#### [WORK INSTRUCTIONS]
Write out each line from the data below that includes the word "主要原因是年中追加一事一议项目专项资金".

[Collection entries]
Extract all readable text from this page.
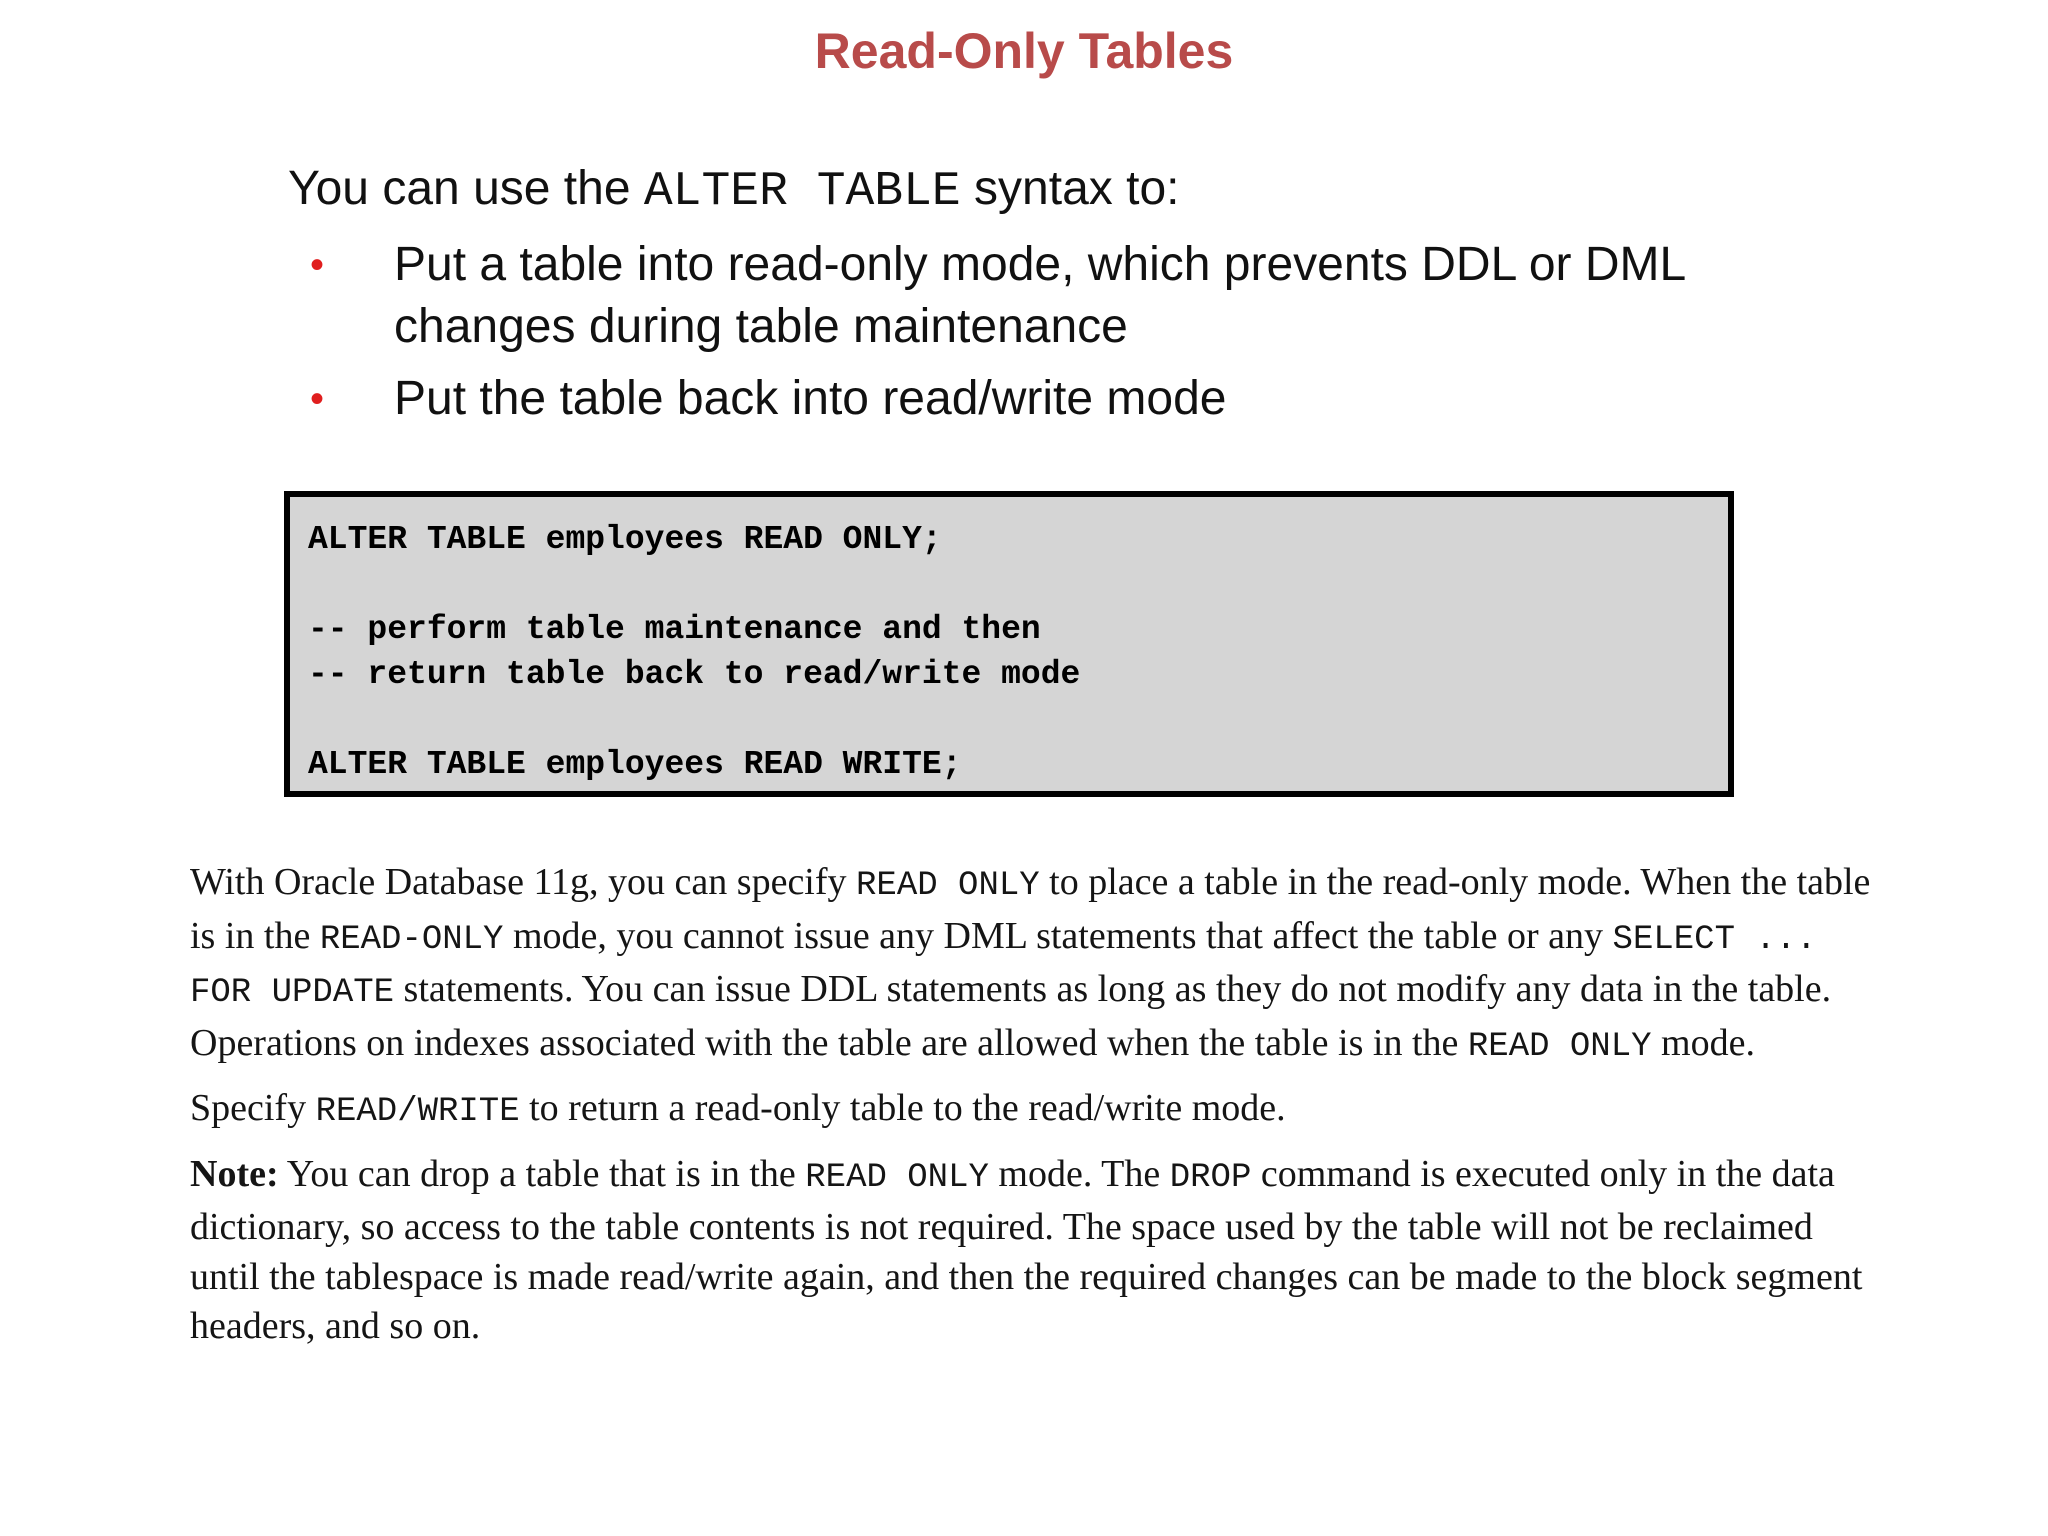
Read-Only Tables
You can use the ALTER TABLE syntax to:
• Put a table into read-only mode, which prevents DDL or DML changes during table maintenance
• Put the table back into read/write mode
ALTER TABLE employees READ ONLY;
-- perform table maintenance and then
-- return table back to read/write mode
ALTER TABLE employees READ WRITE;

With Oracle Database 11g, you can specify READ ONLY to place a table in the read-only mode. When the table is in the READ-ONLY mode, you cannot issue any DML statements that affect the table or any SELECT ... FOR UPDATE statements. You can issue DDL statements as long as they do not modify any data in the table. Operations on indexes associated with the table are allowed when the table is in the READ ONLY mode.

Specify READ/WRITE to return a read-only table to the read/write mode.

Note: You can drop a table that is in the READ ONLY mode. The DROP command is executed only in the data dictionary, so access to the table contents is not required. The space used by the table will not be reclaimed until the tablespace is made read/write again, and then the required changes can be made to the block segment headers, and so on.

* * *

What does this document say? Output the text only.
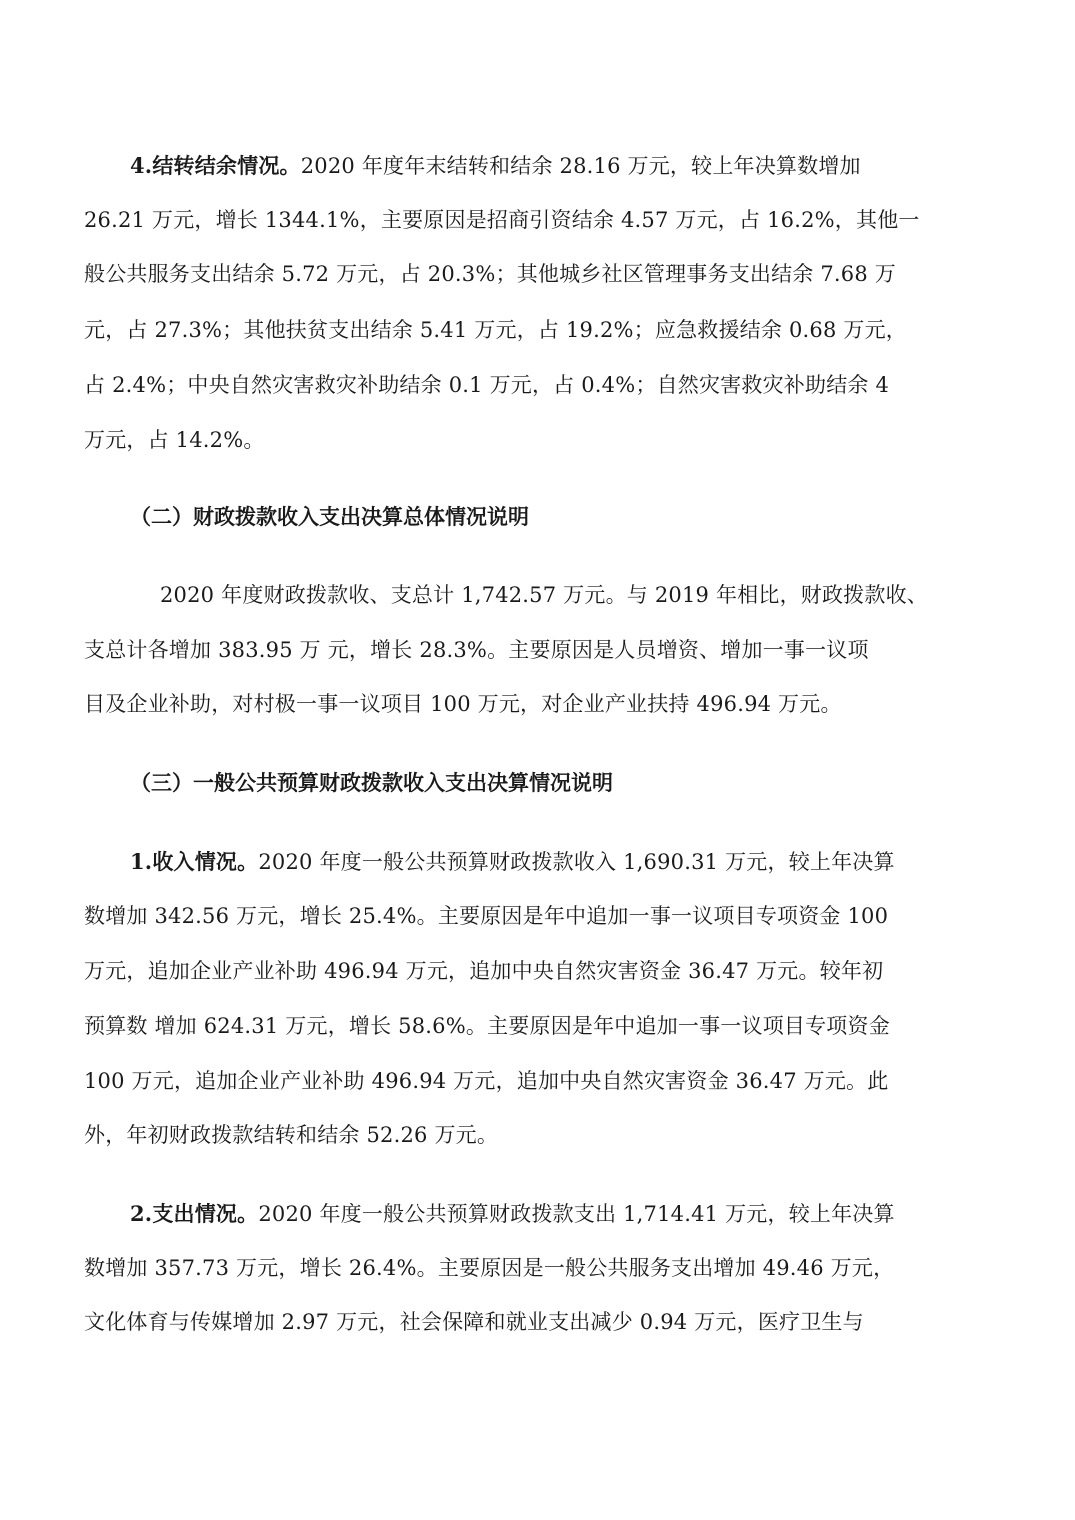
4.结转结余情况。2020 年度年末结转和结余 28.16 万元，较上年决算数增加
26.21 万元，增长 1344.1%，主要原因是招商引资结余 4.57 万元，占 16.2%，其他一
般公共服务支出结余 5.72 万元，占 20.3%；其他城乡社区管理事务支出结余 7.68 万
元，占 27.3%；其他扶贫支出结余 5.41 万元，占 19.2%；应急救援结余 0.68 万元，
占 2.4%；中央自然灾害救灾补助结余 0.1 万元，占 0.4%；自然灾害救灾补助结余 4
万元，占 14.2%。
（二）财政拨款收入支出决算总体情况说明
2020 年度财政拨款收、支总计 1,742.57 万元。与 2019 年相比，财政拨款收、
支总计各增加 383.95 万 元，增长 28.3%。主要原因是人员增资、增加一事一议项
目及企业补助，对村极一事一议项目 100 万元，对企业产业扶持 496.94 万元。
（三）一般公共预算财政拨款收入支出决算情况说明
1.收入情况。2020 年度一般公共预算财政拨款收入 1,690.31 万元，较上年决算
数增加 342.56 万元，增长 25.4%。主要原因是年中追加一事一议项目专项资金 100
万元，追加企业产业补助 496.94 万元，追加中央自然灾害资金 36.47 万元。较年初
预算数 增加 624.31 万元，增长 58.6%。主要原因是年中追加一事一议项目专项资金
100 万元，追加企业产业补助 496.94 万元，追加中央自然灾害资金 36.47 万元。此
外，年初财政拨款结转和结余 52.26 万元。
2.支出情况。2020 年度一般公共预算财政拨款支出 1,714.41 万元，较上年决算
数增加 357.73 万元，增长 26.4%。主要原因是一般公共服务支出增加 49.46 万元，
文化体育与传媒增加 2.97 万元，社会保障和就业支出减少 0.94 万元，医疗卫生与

* * *

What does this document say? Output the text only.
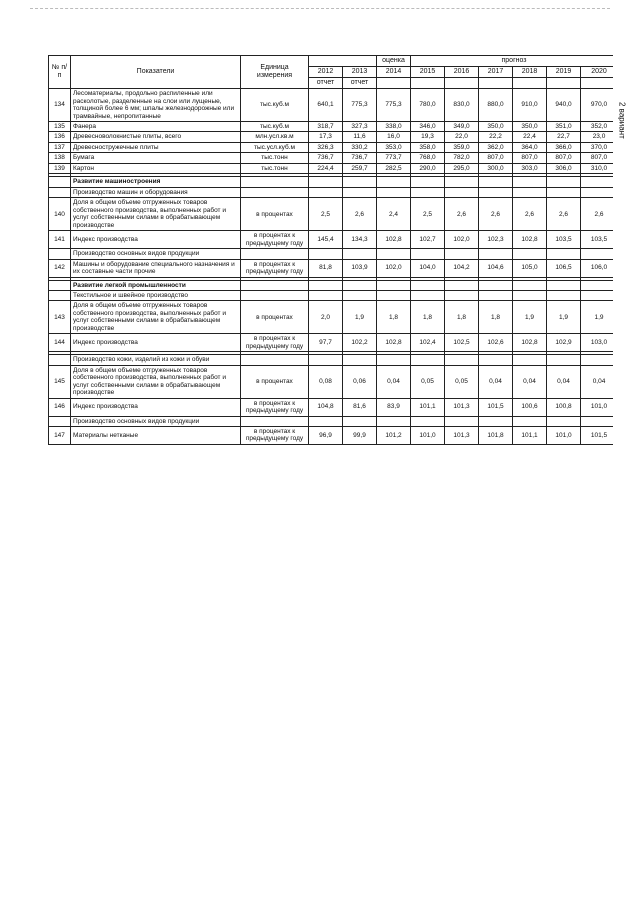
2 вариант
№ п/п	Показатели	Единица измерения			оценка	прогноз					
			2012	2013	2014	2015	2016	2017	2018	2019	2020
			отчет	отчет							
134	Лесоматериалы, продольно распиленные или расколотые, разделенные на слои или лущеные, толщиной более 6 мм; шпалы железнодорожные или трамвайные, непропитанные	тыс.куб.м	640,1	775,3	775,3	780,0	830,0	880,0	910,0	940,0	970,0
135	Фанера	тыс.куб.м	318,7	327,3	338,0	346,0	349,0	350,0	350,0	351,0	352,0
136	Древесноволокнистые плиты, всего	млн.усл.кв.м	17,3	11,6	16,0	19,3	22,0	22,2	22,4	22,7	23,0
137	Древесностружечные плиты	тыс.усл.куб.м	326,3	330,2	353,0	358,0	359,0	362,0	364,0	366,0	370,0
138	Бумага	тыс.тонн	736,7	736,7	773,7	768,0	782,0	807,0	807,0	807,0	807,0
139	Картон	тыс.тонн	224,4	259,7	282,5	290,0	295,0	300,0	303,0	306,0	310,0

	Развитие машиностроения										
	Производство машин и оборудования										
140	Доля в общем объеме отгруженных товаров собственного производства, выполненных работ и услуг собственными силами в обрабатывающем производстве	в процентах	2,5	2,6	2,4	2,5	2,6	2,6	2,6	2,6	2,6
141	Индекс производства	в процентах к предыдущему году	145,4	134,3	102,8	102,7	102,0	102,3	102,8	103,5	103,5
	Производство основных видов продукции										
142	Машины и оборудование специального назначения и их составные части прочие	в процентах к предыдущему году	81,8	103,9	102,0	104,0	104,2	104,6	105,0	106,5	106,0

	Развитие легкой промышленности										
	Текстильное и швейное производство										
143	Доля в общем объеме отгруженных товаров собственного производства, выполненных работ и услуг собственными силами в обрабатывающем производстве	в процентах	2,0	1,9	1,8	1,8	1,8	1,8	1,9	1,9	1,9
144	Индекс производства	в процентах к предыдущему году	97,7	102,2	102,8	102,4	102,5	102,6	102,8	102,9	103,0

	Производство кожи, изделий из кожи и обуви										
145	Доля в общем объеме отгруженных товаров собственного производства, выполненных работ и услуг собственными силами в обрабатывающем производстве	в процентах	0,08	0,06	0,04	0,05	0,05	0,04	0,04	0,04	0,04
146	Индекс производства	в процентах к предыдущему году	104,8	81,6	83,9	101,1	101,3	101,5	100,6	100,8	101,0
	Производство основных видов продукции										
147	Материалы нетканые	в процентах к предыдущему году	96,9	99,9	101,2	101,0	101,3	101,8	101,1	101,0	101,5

#### [FINAL ANSWER]
数增加 342.56 万元，增长 25.4%。主要原因是年中追加一事一议项目专项资金 100
预算数 增加 624.31 万元，增长 58.6%。主要原因是年中追加一事一议项目专项资金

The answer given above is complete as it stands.